Directive
Starting at the line that contains "OCR this image.", copy each line through the end of the listing below. Include both ends and output nothing more.
==========
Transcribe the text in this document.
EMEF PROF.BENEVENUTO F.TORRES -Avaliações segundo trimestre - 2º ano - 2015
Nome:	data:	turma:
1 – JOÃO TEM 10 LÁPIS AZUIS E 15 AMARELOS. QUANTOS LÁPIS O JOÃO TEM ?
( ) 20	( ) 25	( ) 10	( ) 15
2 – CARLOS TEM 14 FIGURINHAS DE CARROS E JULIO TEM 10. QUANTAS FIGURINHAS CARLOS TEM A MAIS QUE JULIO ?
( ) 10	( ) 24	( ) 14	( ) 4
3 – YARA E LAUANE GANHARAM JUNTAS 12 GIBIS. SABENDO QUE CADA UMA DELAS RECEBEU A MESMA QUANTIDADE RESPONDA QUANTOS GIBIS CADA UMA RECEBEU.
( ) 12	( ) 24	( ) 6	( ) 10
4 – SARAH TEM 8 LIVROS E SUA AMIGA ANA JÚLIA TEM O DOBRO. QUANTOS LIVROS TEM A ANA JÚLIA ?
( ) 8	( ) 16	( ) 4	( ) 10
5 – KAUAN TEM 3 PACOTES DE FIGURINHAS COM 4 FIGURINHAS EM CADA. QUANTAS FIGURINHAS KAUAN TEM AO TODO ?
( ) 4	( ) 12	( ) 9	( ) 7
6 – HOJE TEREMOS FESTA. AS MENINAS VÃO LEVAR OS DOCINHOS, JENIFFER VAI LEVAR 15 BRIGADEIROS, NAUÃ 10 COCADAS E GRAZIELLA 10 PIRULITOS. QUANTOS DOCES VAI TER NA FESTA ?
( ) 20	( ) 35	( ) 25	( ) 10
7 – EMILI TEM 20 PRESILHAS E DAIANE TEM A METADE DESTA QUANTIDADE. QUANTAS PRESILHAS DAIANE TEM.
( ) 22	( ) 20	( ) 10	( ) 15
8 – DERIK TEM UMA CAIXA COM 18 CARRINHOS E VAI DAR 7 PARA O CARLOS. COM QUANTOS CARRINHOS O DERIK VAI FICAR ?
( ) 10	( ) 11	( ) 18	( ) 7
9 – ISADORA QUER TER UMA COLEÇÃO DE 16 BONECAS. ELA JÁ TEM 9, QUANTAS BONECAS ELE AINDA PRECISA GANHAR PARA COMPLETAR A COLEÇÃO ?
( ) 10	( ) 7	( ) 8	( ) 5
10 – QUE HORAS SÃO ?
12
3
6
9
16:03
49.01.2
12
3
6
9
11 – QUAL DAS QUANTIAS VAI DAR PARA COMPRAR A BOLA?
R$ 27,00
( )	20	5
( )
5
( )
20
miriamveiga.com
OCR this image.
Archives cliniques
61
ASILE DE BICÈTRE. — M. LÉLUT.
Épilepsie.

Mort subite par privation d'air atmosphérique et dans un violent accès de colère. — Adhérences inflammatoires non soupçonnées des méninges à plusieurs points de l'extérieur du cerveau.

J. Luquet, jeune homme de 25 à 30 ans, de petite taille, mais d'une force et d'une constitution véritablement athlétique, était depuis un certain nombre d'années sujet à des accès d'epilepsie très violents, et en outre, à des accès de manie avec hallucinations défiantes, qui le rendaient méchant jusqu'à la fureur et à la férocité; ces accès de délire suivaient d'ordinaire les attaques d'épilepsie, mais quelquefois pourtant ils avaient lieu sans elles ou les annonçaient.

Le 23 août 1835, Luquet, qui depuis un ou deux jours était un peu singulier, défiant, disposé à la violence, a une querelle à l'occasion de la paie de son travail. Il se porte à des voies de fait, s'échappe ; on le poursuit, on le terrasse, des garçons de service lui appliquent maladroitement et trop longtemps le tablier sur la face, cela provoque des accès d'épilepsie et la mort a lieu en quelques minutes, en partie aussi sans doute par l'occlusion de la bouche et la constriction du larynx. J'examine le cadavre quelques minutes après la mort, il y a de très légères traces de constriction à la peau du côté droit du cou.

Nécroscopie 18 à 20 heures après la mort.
==========
Completed task
OCR this image.
Archives cliniques
61
ASILE DE BICÈTRE. — M. LÉLUT.
Épilepsie.

Mort subite par privation d'air atmosphérique et dans un violent accès de colère. — Adhérences inflammatoires non soupçonnées des méninges à plusieurs points de l'extérieur du cerveau.

J. Luquet, jeune homme de 25 à 30 ans, de petite taille, mais d'une force et d'une constitution véritablement athlétique, était depuis un certain nombre d'années sujet à des accès d'epilepsie très violents, et en outre, à des accès de manie avec hallucinations défiantes, qui le rendaient méchant jusqu'à la fureur et à la férocité; ces accès de délire suivaient d'ordinaire les attaques d'épilepsie, mais quelquefois pourtant ils avaient lieu sans elles ou les annonçaient.

Le 23 août 1835, Luquet, qui depuis un ou deux jours était un peu singulier, défiant, disposé à la violence, a une querelle à l'occasion de la paie de son travail. Il se porte à des voies de fait, s'échappe ; on le poursuit, on le terrasse, des garçons de service lui appliquent maladroitement et trop longtemps le tablier sur la face, cela provoque des accès d'épilepsie et la mort a lieu en quelques minutes, en partie aussi sans doute par l'occlusion de la bouche et la constriction du larynx. J'examine le cadavre quelques minutes après la mort, il y a de très légères traces de constriction à la peau du côté droit du cou.

Nécroscopie 18 à 20 heures après la mort.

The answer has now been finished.